■ **PROVIDED PASSAGE**:

Let M(h) be the minimum number of nodes in an AVL tree of height h. In such a tree it can be shown that M(h) = M(h-1) + M(h-2) + 1. [You don’t need to know why to answer this question but it is based on the minimum nodes in the left subtree and right subtree plus the root.] Now using this fact, prove using mathematical induction that M(h) = F(h+3) – 1 where F(0) = 0, F(1) = 1, F(x) = F(x-1) + F(x-2) for x>1.

## Expert Answer

M(h) = M(h-1) + M(h-2) +1

We need to prove by induction

M(h) = F(h+3) – 1 Where F{0} = 0, F(1) = 1, F(x) = F(x-1) + F(x-2)

The basic step h = 0 , we get M(h) as follows:

M(0) = F(3) -1

= F(2) + F(1) -1

= F(1) + F(0) + F(1) -1

= 1 + 0 + 1 -1

= 1 (Which is true)

Let us assume this holds for h = k then we need to prove for k+ 1 that

M(k+1) = F(k+4) – 1

Proof:

M(k+1) = M(k) + M(k-1) + 1 // As per the fact

= F(k+3) -1 + F(k+2) -1 + 1 As per the assumption which is true up to h=k

= F(k+3) + F(k+2) – 1

= F(k+4) -1 // As F(x) = F(x-1) + F(x-2)

Hence proved

■ **WRITTEN PROBLEM 1**: Set down the part of the AVL tree proof that runs between "M(k+1) = M(k)" and "As F(x) = F(x-1) + F(x-2)", inclusive.

■ **PROVIDED DATA**:
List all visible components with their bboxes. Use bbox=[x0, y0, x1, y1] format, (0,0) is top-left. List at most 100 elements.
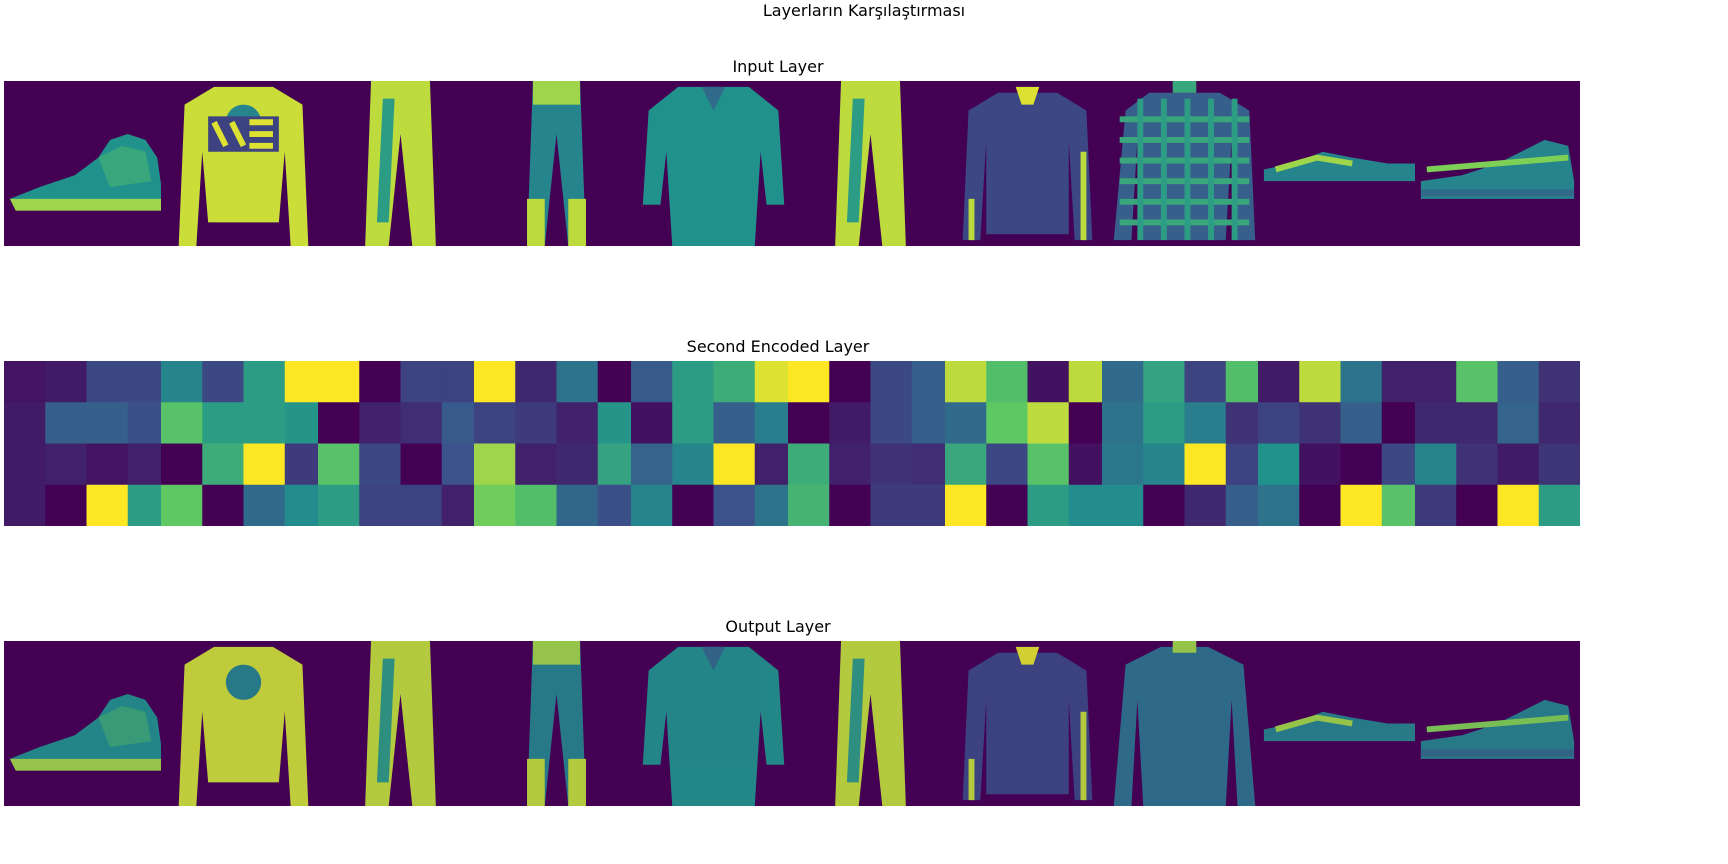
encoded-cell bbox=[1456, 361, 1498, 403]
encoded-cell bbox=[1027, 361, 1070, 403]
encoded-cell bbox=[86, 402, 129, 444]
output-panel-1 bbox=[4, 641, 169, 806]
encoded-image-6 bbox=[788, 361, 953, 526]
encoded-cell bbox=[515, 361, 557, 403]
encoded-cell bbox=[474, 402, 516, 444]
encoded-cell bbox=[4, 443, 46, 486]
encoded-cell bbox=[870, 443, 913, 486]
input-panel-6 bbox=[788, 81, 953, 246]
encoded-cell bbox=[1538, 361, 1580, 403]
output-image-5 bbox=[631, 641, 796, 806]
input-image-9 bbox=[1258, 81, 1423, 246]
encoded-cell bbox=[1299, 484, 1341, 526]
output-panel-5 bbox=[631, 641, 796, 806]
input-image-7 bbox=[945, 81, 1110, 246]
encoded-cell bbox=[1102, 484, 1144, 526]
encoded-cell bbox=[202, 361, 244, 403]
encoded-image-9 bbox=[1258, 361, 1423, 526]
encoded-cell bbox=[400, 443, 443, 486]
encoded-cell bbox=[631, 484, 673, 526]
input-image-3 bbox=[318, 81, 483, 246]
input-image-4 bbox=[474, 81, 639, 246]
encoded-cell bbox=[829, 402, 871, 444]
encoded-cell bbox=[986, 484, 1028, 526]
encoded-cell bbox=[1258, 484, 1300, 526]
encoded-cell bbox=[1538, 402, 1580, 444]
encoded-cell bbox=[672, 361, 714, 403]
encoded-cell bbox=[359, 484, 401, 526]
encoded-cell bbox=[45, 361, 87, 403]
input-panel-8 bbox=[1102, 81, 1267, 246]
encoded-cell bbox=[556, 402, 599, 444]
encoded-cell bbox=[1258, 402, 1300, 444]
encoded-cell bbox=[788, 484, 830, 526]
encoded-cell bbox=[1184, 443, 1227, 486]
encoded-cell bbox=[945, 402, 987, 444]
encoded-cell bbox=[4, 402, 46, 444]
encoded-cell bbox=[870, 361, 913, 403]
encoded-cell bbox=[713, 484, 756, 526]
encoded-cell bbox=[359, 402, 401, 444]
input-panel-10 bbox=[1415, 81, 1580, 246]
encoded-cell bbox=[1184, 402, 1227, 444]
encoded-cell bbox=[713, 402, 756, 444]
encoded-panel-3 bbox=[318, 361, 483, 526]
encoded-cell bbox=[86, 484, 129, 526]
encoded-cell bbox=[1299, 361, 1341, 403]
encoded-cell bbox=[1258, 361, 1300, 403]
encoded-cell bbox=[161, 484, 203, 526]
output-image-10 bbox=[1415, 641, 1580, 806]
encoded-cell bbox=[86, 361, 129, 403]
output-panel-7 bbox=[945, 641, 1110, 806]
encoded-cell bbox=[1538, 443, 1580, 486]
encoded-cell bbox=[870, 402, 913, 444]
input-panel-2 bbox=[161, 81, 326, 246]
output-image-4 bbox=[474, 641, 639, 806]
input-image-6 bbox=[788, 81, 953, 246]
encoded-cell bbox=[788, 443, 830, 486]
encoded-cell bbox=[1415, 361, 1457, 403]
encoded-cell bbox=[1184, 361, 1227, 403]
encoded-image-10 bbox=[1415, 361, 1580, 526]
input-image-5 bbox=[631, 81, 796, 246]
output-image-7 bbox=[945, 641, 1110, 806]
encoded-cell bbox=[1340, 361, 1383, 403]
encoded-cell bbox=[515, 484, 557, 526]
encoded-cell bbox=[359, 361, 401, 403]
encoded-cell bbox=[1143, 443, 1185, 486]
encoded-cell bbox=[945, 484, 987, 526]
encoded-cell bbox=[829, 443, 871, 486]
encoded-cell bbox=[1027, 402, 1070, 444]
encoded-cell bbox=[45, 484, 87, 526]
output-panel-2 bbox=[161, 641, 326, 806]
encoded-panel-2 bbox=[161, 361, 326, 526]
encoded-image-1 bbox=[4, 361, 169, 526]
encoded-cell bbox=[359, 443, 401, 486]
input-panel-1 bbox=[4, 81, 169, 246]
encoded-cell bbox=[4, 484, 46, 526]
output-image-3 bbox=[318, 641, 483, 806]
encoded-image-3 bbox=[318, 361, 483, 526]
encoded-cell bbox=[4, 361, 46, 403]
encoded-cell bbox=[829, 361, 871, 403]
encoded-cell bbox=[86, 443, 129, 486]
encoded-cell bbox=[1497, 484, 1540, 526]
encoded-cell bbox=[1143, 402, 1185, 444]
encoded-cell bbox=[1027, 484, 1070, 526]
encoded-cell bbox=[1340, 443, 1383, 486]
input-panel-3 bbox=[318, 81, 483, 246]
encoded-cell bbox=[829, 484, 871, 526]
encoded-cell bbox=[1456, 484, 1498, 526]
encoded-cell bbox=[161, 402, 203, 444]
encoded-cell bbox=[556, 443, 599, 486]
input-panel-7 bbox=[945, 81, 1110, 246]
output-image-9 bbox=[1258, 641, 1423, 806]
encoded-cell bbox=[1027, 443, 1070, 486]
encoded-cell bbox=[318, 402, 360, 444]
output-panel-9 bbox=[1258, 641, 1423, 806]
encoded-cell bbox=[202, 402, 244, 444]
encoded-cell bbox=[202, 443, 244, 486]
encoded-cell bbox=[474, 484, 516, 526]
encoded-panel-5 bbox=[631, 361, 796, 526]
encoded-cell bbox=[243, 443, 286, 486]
* * *
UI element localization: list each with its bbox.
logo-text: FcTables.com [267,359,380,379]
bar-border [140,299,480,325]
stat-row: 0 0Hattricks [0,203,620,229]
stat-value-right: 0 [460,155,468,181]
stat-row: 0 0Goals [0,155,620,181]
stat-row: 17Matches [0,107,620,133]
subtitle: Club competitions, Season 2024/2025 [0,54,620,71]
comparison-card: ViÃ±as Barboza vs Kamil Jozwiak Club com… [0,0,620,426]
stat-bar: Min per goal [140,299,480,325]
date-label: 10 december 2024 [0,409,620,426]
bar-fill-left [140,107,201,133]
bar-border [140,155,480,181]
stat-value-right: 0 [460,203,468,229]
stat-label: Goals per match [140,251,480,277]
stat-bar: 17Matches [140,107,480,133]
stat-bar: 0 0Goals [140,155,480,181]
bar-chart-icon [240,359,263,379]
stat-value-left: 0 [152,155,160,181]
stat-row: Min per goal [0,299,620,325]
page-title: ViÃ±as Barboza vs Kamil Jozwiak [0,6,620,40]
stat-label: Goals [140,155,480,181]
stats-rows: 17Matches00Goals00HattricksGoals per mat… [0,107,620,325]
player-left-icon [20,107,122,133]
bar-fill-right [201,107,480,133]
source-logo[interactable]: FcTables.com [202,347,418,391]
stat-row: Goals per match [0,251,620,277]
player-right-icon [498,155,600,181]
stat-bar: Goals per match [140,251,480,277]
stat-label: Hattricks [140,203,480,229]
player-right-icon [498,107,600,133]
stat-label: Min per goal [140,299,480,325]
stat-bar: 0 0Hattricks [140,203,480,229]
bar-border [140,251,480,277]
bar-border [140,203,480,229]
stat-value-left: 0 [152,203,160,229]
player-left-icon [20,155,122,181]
...
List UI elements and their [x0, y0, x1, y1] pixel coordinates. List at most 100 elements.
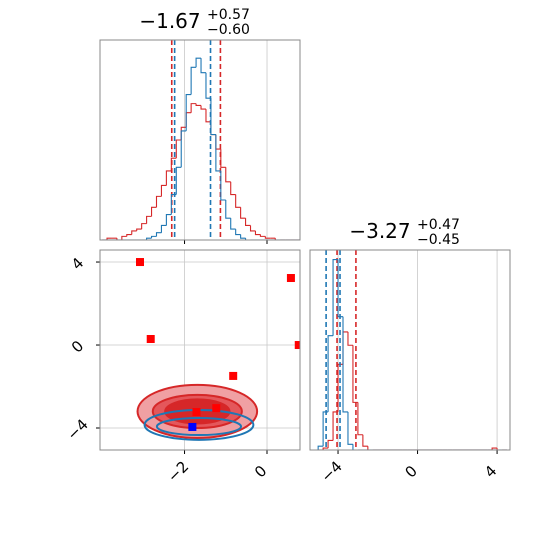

■ **WRITTEN PROBLEM 2**: In the records, rewrite the lines between the line holding "List all visible" and the line holding "output-panel-5 bbox=[631, 641, 796, 806]", inclusive, replacing "encoded-cell" with "grid-cell" and changing nothing else. Leave the pictures out of your answer.

■ **TASK ANSWER 1**:
M(k+1) = M(k) + M(k-1) + 1 // As per the fact

= F(k+3) -1 + F(k+2) -1 + 1 As per the assumption which is true up to h=k

= F(k+3) + F(k+2) – 1

= F(k+4) -1 // As F(x) = F(x-1) + F(x-2)

■ **TASK ANSWER 2**:
List all visible components with their bboxes. Use bbox=[x0, y0, x1, y1] format, (0,0) is top-left. List at most 100 elements.
grid-cell bbox=[1456, 361, 1498, 403]
grid-cell bbox=[1027, 361, 1070, 403]
grid-cell bbox=[86, 402, 129, 444]
output-panel-1 bbox=[4, 641, 169, 806]
encoded-image-6 bbox=[788, 361, 953, 526]
grid-cell bbox=[515, 361, 557, 403]
grid-cell bbox=[474, 402, 516, 444]
grid-cell bbox=[4, 443, 46, 486]
grid-cell bbox=[870, 443, 913, 486]
input-panel-6 bbox=[788, 81, 953, 246]
grid-cell bbox=[1538, 361, 1580, 403]
output-image-5 bbox=[631, 641, 796, 806]
input-image-9 bbox=[1258, 81, 1423, 246]
grid-cell bbox=[1299, 484, 1341, 526]
output-panel-5 bbox=[631, 641, 796, 806]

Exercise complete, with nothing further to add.